= WORK TO COMPLETE =
Each entry has to be copied exactly, with nothing missed.
╭─ INPUT FOR THIS TASK
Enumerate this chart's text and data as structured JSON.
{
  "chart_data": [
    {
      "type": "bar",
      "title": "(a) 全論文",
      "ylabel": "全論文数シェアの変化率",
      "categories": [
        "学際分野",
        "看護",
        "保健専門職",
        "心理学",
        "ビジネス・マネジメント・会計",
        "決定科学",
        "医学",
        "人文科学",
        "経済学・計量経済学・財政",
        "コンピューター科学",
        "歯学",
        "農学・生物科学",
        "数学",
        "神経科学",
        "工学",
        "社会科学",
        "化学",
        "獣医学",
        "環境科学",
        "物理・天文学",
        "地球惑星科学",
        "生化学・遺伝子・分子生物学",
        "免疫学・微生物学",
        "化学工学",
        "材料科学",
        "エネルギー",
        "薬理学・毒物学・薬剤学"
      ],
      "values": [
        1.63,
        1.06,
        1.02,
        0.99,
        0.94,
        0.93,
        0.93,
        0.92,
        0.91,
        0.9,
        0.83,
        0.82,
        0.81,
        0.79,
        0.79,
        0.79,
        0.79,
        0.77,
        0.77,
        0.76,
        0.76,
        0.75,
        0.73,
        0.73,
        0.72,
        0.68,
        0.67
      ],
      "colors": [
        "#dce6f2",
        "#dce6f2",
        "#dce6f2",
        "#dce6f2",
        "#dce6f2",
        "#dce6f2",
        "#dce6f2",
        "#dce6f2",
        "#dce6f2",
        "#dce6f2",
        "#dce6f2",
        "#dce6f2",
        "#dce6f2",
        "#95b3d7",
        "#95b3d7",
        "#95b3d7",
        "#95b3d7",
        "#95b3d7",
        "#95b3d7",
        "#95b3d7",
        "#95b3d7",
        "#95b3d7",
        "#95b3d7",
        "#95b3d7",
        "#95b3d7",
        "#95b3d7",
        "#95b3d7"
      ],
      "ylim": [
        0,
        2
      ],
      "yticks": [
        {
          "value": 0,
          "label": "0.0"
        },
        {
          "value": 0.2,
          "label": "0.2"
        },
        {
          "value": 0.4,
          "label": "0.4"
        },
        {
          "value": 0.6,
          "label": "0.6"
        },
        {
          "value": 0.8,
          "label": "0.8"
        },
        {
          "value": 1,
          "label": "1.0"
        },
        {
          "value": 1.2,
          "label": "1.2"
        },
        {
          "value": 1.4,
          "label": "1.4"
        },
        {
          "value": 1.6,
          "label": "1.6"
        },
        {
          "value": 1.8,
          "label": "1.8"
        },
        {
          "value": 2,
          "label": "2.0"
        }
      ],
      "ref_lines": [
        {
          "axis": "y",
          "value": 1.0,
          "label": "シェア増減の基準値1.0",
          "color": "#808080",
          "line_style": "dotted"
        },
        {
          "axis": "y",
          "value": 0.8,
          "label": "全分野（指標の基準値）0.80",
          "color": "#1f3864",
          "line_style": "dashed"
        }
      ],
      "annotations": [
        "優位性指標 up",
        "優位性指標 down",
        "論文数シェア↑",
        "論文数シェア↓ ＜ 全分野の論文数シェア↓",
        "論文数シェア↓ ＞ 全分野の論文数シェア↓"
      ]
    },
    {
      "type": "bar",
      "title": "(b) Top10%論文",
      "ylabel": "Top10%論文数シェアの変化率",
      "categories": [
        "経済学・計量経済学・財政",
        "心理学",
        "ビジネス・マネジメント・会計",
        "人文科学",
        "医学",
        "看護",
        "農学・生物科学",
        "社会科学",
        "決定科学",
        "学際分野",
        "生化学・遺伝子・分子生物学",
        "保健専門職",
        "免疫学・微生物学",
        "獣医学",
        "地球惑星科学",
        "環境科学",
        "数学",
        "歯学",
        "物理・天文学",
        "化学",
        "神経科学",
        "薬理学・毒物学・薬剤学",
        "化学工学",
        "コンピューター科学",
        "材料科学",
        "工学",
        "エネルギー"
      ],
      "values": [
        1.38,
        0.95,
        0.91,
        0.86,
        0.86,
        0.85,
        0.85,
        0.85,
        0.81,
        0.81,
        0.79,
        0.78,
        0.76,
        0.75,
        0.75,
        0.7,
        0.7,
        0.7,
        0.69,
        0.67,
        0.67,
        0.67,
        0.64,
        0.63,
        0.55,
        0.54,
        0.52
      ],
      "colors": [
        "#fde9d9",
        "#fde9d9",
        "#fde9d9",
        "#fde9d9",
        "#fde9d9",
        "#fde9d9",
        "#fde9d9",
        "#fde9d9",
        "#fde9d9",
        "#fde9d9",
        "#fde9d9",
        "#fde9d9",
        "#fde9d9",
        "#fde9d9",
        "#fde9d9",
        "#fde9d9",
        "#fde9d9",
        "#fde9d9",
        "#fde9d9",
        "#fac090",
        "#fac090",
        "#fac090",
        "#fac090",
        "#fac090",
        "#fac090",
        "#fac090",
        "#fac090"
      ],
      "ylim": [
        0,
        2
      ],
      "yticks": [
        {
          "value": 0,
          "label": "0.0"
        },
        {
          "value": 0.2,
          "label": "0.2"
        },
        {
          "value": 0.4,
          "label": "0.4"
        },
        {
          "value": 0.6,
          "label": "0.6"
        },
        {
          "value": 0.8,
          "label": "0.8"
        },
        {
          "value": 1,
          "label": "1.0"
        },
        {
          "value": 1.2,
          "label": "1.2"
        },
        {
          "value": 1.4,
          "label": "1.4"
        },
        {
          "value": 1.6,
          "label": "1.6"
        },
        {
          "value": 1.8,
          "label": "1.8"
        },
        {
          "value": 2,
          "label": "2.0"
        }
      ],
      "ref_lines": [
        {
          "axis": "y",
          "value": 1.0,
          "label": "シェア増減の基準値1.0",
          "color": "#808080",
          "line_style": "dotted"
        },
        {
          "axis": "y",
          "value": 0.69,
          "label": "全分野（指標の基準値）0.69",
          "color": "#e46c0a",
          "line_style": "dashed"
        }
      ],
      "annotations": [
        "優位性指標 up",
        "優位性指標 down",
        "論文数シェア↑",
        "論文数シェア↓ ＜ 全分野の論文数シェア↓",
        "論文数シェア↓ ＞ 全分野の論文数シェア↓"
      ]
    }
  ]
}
╰─
= ANSWER TO THE EXERCISE =
Enumerate this chart's text and data as structured JSON.
{
  "chart_data": [
    {
      "type": "bar",
      "title": "(a) 全論文",
      "ylabel": "全論文数シェアの変化率",
      "categories": [
        "学際分野",
        "看護",
        "保健専門職",
        "心理学",
        "ビジネス・マネジメント・会計",
        "決定科学",
        "医学",
        "人文科学",
        "経済学・計量経済学・財政",
        "コンピューター科学",
        "歯学",
        "農学・生物科学",
        "数学",
        "神経科学",
        "工学",
        "社会科学",
        "化学",
        "獣医学",
        "環境科学",
        "物理・天文学",
        "地球惑星科学",
        "生化学・遺伝子・分子生物学",
        "免疫学・微生物学",
        "化学工学",
        "材料科学",
        "エネルギー",
        "薬理学・毒物学・薬剤学"
      ],
      "values": [
        1.63,
        1.06,
        1.02,
        0.99,
        0.94,
        0.93,
        0.93,
        0.92,
        0.91,
        0.9,
        0.83,
        0.82,
        0.81,
        0.79,
        0.79,
        0.79,
        0.79,
        0.77,
        0.77,
        0.76,
        0.76,
        0.75,
        0.73,
        0.73,
        0.72,
        0.68,
        0.67
      ],
      "colors": [
        "#dce6f2",
        "#dce6f2",
        "#dce6f2",
        "#dce6f2",
        "#dce6f2",
        "#dce6f2",
        "#dce6f2",
        "#dce6f2",
        "#dce6f2",
        "#dce6f2",
        "#dce6f2",
        "#dce6f2",
        "#dce6f2",
        "#95b3d7",
        "#95b3d7",
        "#95b3d7",
        "#95b3d7",
        "#95b3d7",
        "#95b3d7",
        "#95b3d7",
        "#95b3d7",
        "#95b3d7",
        "#95b3d7",
        "#95b3d7",
        "#95b3d7",
        "#95b3d7",
        "#95b3d7"
      ],
      "ylim": [
        0,
        2
      ],
      "yticks": [
        {
          "value": 0,
          "label": "0.0"
        },
        {
          "value": 0.2,
          "label": "0.2"
        },
        {
          "value": 0.4,
          "label": "0.4"
        },
        {
          "value": 0.6,
          "label": "0.6"
        },
        {
          "value": 0.8,
          "label": "0.8"
        },
        {
          "value": 1,
          "label": "1.0"
        },
        {
          "value": 1.2,
          "label": "1.2"
        },
        {
          "value": 1.4,
          "label": "1.4"
        },
        {
          "value": 1.6,
          "label": "1.6"
        },
        {
          "value": 1.8,
          "label": "1.8"
        },
        {
          "value": 2,
          "label": "2.0"
        }
      ],
      "ref_lines": [
        {
          "axis": "y",
          "value": 1.0,
          "label": "シェア増減の基準値1.0",
          "color": "#808080",
          "line_style": "dotted"
        },
        {
          "axis": "y",
          "value": 0.8,
          "label": "全分野（指標の基準値）0.80",
          "color": "#1f3864",
          "line_style": "dashed"
        }
      ],
      "annotations": [
        "優位性指標 up",
        "優位性指標 down",
        "論文数シェア↑",
        "論文数シェア↓ ＜ 全分野の論文数シェア↓",
        "論文数シェア↓ ＞ 全分野の論文数シェア↓"
      ]
    },
    {
      "type": "bar",
      "title": "(b) Top10%論文",
      "ylabel": "Top10%論文数シェアの変化率",
      "categories": [
        "経済学・計量経済学・財政",
        "心理学",
        "ビジネス・マネジメント・会計",
        "人文科学",
        "医学",
        "看護",
        "農学・生物科学",
        "社会科学",
        "決定科学",
        "学際分野",
        "生化学・遺伝子・分子生物学",
        "保健専門職",
        "免疫学・微生物学",
        "獣医学",
        "地球惑星科学",
        "環境科学",
        "数学",
        "歯学",
        "物理・天文学",
        "化学",
        "神経科学",
        "薬理学・毒物学・薬剤学",
        "化学工学",
        "コンピューター科学",
        "材料科学",
        "工学",
        "エネルギー"
      ],
      "values": [
        1.38,
        0.95,
        0.91,
        0.86,
        0.86,
        0.85,
        0.85,
        0.85,
        0.81,
        0.81,
        0.79,
        0.78,
        0.76,
        0.75,
        0.75,
        0.7,
        0.7,
        0.7,
        0.69,
        0.67,
        0.67,
        0.67,
        0.64,
        0.63,
        0.55,
        0.54,
        0.52
      ],
      "colors": [
        "#fde9d9",
        "#fde9d9",
        "#fde9d9",
        "#fde9d9",
        "#fde9d9",
        "#fde9d9",
        "#fde9d9",
        "#fde9d9",
        "#fde9d9",
        "#fde9d9",
        "#fde9d9",
        "#fde9d9",
        "#fde9d9",
        "#fde9d9",
        "#fde9d9",
        "#fde9d9",
        "#fde9d9",
        "#fde9d9",
        "#fde9d9",
        "#fac090",
        "#fac090",
        "#fac090",
        "#fac090",
        "#fac090",
        "#fac090",
        "#fac090",
        "#fac090"
      ],
      "ylim": [
        0,
        2
      ],
      "yticks": [
        {
          "value": 0,
          "label": "0.0"
        },
        {
          "value": 0.2,
          "label": "0.2"
        },
        {
          "value": 0.4,
          "label": "0.4"
        },
        {
          "value": 0.6,
          "label": "0.6"
        },
        {
          "value": 0.8,
          "label": "0.8"
        },
        {
          "value": 1,
          "label": "1.0"
        },
        {
          "value": 1.2,
          "label": "1.2"
        },
        {
          "value": 1.4,
          "label": "1.4"
        },
        {
          "value": 1.6,
          "label": "1.6"
        },
        {
          "value": 1.8,
          "label": "1.8"
        },
        {
          "value": 2,
          "label": "2.0"
        }
      ],
      "ref_lines": [
        {
          "axis": "y",
          "value": 1.0,
          "label": "シェア増減の基準値1.0",
          "color": "#808080",
          "line_style": "dotted"
        },
        {
          "axis": "y",
          "value": 0.69,
          "label": "全分野（指標の基準値）0.69",
          "color": "#e46c0a",
          "line_style": "dashed"
        }
      ],
      "annotations": [
        "優位性指標 up",
        "優位性指標 down",
        "論文数シェア↑",
        "論文数シェア↓ ＜ 全分野の論文数シェア↓",
        "論文数シェア↓ ＞ 全分野の論文数シェア↓"
      ]
    }
  ]
}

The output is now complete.